Every entry must be copied word for word.
* begin Items *
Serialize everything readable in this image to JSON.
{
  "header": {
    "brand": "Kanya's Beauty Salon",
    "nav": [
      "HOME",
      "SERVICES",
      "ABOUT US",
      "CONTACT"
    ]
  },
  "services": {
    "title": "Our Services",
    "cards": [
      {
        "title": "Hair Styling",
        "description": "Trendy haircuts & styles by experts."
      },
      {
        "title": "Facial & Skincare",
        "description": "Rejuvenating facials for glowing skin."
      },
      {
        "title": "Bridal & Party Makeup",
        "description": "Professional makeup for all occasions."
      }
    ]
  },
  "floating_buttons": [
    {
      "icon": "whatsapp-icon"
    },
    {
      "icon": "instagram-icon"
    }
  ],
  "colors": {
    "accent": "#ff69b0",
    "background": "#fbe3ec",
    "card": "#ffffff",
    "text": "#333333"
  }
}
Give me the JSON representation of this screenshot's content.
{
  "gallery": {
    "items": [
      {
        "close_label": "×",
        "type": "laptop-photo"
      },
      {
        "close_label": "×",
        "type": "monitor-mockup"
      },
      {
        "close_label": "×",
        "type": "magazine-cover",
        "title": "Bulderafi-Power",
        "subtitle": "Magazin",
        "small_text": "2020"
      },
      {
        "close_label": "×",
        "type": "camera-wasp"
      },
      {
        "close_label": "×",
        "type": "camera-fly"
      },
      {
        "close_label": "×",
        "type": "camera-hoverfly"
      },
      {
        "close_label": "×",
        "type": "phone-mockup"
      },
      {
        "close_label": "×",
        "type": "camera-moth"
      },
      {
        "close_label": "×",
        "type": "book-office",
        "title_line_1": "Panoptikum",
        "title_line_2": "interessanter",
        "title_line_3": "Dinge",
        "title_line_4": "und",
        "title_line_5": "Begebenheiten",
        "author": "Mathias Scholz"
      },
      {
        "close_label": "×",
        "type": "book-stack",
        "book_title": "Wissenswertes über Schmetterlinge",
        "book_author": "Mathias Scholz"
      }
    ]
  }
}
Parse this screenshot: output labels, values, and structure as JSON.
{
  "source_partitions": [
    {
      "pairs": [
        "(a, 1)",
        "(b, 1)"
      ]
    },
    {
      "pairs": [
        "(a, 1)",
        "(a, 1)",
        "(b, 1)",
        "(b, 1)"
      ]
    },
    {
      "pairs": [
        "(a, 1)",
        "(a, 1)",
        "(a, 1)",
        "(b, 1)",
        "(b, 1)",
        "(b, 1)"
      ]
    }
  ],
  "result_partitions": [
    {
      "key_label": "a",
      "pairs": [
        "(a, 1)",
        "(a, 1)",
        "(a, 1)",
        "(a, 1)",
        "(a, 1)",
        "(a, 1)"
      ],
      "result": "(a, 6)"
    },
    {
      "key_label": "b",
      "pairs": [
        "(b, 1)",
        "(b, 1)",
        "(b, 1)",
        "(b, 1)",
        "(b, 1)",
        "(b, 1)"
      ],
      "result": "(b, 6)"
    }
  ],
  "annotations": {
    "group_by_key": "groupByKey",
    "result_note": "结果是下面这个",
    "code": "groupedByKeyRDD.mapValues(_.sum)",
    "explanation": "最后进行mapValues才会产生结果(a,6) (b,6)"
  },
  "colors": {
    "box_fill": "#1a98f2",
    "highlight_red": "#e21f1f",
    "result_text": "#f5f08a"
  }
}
* end Items *
## Written solution
Serialize everything readable in this image to JSON.
{
  "header": {
    "brand": "Kanya's Beauty Salon",
    "nav": [
      "HOME",
      "SERVICES",
      "ABOUT US",
      "CONTACT"
    ]
  },
  "services": {
    "title": "Our Services",
    "cards": [
      {
        "title": "Hair Styling",
        "description": "Trendy haircuts & styles by experts."
      },
      {
        "title": "Facial & Skincare",
        "description": "Rejuvenating facials for glowing skin."
      },
      {
        "title": "Bridal & Party Makeup",
        "description": "Professional makeup for all occasions."
      }
    ]
  },
  "floating_buttons": [
    {
      "icon": "whatsapp-icon"
    },
    {
      "icon": "instagram-icon"
    }
  ],
  "colors": {
    "accent": "#ff69b0",
    "background": "#fbe3ec",
    "card": "#ffffff",
    "text": "#333333"
  }
}
Give me the JSON representation of this screenshot's content.
{
  "gallery": {
    "items": [
      {
        "close_label": "×",
        "type": "laptop-photo"
      },
      {
        "close_label": "×",
        "type": "monitor-mockup"
      },
      {
        "close_label": "×",
        "type": "magazine-cover",
        "title": "Bulderafi-Power",
        "subtitle": "Magazin",
        "small_text": "2020"
      },
      {
        "close_label": "×",
        "type": "camera-wasp"
      },
      {
        "close_label": "×",
        "type": "camera-fly"
      },
      {
        "close_label": "×",
        "type": "camera-hoverfly"
      },
      {
        "close_label": "×",
        "type": "phone-mockup"
      },
      {
        "close_label": "×",
        "type": "camera-moth"
      },
      {
        "close_label": "×",
        "type": "book-office",
        "title_line_1": "Panoptikum",
        "title_line_2": "interessanter",
        "title_line_3": "Dinge",
        "title_line_4": "und",
        "title_line_5": "Begebenheiten",
        "author": "Mathias Scholz"
      },
      {
        "close_label": "×",
        "type": "book-stack",
        "book_title": "Wissenswertes über Schmetterlinge",
        "book_author": "Mathias Scholz"
      }
    ]
  }
}
Parse this screenshot: output labels, values, and structure as JSON.
{
  "source_partitions": [
    {
      "pairs": [
        "(a, 1)",
        "(b, 1)"
      ]
    },
    {
      "pairs": [
        "(a, 1)",
        "(a, 1)",
        "(b, 1)",
        "(b, 1)"
      ]
    },
    {
      "pairs": [
        "(a, 1)",
        "(a, 1)",
        "(a, 1)",
        "(b, 1)",
        "(b, 1)",
        "(b, 1)"
      ]
    }
  ],
  "result_partitions": [
    {
      "key_label": "a",
      "pairs": [
        "(a, 1)",
        "(a, 1)",
        "(a, 1)",
        "(a, 1)",
        "(a, 1)",
        "(a, 1)"
      ],
      "result": "(a, 6)"
    },
    {
      "key_label": "b",
      "pairs": [
        "(b, 1)",
        "(b, 1)",
        "(b, 1)",
        "(b, 1)",
        "(b, 1)",
        "(b, 1)"
      ],
      "result": "(b, 6)"
    }
  ],
  "annotations": {
    "group_by_key": "groupByKey",
    "result_note": "结果是下面这个",
    "code": "groupedByKeyRDD.mapValues(_.sum)",
    "explanation": "最后进行mapValues才会产生结果(a,6) (b,6)"
  },
  "colors": {
    "box_fill": "#1a98f2",
    "highlight_red": "#e21f1f",
    "result_text": "#f5f08a"
  }
}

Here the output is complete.